Dataset items

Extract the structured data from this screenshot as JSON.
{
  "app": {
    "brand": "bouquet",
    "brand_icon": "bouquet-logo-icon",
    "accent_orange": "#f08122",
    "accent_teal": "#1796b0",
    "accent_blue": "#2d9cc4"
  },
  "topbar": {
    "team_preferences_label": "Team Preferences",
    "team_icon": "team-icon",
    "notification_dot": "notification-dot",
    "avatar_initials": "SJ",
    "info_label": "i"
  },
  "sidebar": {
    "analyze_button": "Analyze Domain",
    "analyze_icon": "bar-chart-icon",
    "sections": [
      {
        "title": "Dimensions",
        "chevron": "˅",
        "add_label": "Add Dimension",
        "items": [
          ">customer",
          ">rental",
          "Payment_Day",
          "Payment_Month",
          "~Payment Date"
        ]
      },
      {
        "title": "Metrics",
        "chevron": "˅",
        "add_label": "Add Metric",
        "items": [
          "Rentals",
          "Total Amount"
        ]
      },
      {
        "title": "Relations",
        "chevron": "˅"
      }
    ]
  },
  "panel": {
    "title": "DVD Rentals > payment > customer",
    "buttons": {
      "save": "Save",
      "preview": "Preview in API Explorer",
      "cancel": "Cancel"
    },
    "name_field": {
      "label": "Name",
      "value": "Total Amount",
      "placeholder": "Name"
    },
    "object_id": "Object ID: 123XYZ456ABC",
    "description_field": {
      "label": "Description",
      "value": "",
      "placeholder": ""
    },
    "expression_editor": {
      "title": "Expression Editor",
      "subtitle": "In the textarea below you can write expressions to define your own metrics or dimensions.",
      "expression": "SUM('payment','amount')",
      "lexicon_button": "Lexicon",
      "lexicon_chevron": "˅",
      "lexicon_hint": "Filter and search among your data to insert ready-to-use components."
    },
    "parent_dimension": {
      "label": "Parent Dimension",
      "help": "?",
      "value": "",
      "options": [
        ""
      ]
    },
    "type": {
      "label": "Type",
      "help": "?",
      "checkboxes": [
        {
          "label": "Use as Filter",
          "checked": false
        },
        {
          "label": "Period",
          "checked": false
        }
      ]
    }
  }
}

Short problem
Determine how many lines of the listing hold the word "customer" and reply with that figure alone.

Response to this task
2